In the data below, find every line that has the string "женщины", and copy it.

▶ **Given records**:
______________________________
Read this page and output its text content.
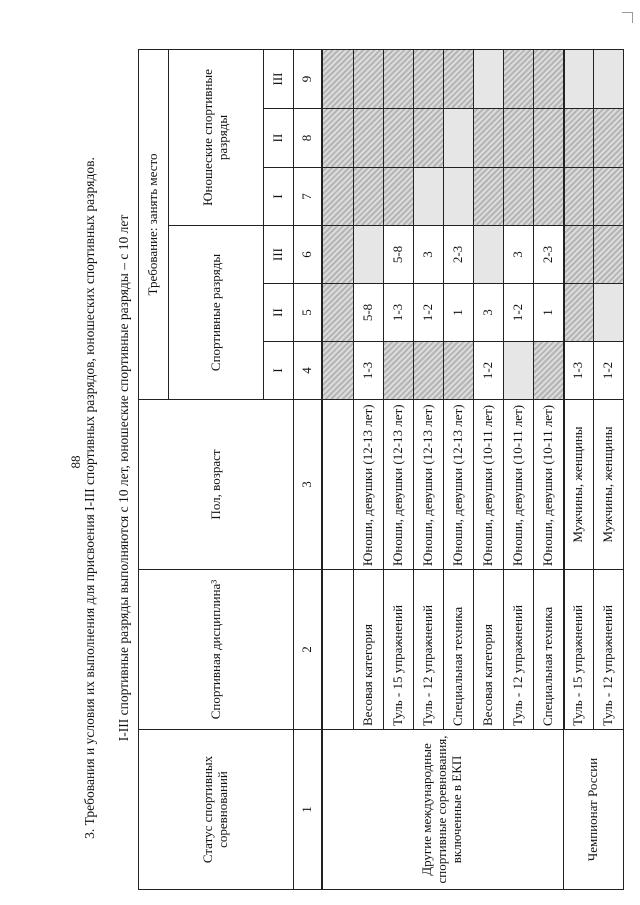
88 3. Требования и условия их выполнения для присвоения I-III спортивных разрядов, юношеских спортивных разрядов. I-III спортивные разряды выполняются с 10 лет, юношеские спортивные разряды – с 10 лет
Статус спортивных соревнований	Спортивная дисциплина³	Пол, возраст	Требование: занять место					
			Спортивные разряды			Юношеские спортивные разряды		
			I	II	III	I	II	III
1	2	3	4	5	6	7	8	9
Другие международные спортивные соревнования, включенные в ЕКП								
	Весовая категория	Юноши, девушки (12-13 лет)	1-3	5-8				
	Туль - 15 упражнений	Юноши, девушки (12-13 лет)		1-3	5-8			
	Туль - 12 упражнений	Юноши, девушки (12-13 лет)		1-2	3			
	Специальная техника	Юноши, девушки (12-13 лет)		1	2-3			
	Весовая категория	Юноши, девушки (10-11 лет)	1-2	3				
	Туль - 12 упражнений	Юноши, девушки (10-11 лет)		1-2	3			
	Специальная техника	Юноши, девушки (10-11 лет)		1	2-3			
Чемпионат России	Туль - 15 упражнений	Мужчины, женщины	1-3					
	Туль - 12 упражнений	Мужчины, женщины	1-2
______________________________
▶ **Answer to this exercise**:
Чемпионат России	Туль - 15 упражнений	Мужчины, женщины	1-3					
	Туль - 12 упражнений	Мужчины, женщины	1-2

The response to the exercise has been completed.